■ WHAT NEEDS TO BE DONE: Report only the number of lines in this material that include the string "ГОСТ".

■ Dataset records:
####################

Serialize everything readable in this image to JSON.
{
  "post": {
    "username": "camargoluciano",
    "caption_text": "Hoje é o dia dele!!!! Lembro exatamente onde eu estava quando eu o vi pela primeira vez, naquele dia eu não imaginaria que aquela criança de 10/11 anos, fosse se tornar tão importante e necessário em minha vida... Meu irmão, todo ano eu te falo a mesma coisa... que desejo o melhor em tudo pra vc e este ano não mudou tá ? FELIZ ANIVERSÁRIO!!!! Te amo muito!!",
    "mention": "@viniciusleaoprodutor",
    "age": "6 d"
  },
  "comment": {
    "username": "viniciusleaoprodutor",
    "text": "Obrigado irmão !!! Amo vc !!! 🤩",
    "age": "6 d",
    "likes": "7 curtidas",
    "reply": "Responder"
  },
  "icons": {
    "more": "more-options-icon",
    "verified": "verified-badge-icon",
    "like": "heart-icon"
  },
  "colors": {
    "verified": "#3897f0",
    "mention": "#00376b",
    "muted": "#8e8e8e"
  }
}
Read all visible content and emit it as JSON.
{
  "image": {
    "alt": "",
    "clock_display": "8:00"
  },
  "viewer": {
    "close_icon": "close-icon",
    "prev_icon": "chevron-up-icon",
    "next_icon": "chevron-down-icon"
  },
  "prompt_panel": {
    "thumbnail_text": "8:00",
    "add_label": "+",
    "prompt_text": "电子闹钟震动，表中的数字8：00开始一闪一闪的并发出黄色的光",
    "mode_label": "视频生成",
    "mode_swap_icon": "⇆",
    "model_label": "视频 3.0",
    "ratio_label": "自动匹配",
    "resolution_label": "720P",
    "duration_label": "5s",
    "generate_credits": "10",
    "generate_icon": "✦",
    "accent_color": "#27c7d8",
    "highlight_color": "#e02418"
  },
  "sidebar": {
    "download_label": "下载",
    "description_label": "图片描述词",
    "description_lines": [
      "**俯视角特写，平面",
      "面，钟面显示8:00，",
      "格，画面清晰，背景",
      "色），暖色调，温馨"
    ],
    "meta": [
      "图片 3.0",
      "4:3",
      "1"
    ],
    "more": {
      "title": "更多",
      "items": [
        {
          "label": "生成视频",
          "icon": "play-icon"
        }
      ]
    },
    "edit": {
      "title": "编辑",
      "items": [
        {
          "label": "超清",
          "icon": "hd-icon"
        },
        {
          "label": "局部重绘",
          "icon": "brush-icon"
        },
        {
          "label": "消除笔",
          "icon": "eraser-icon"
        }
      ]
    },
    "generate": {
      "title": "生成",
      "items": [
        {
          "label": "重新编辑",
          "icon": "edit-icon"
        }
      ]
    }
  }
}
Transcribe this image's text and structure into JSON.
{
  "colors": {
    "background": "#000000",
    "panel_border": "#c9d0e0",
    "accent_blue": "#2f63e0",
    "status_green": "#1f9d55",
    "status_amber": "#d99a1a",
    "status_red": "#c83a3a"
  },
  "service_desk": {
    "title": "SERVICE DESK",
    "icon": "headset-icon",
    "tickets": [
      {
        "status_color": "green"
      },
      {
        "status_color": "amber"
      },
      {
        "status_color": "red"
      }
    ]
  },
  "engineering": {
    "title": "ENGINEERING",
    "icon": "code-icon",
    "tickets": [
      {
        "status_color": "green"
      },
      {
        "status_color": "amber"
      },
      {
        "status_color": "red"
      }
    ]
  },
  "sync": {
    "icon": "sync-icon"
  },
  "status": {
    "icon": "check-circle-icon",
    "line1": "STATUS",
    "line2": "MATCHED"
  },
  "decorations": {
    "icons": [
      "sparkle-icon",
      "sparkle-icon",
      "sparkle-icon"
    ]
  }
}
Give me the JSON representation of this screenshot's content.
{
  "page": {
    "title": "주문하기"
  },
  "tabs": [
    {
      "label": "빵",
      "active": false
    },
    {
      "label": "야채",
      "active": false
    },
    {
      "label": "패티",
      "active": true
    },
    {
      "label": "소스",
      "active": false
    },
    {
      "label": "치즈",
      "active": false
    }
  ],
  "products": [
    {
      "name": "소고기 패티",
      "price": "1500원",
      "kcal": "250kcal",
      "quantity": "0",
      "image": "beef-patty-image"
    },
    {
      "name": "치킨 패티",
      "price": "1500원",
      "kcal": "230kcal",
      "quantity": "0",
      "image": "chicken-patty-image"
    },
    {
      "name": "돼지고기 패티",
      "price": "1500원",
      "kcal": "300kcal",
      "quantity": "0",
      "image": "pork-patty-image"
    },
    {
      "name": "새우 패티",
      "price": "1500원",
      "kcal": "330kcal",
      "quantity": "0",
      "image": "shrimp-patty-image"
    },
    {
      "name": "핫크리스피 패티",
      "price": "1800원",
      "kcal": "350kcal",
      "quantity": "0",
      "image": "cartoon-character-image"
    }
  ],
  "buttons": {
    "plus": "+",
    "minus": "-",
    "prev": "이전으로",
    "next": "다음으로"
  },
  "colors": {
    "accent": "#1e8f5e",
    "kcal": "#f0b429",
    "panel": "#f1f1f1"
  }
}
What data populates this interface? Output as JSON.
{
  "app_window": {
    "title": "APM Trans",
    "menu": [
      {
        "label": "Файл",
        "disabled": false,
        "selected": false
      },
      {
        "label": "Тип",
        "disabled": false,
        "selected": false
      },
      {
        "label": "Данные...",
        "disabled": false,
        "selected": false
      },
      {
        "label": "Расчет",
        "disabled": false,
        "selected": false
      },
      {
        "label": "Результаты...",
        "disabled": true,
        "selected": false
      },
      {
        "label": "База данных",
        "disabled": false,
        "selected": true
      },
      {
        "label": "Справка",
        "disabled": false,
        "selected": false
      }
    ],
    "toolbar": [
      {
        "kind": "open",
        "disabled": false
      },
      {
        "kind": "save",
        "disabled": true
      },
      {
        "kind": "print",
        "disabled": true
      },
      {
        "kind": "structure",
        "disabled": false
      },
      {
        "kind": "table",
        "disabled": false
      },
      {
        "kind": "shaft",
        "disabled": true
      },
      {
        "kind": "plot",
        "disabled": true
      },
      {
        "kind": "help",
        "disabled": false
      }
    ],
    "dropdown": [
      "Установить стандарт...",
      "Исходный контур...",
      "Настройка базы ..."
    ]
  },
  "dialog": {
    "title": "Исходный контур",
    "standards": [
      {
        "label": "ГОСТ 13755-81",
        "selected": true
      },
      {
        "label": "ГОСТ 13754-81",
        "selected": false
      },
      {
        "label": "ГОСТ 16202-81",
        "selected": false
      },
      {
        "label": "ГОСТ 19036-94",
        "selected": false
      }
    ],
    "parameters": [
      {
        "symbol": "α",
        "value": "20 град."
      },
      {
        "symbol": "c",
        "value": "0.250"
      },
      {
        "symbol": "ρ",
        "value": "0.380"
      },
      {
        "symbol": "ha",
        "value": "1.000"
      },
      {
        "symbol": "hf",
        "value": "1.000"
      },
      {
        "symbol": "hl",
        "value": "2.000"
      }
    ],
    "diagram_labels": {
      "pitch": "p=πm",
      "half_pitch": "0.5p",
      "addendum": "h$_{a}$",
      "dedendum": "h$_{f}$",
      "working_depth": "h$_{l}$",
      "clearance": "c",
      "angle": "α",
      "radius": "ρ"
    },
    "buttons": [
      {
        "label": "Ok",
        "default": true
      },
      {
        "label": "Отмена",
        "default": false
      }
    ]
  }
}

####################

■ THE REPLY: 4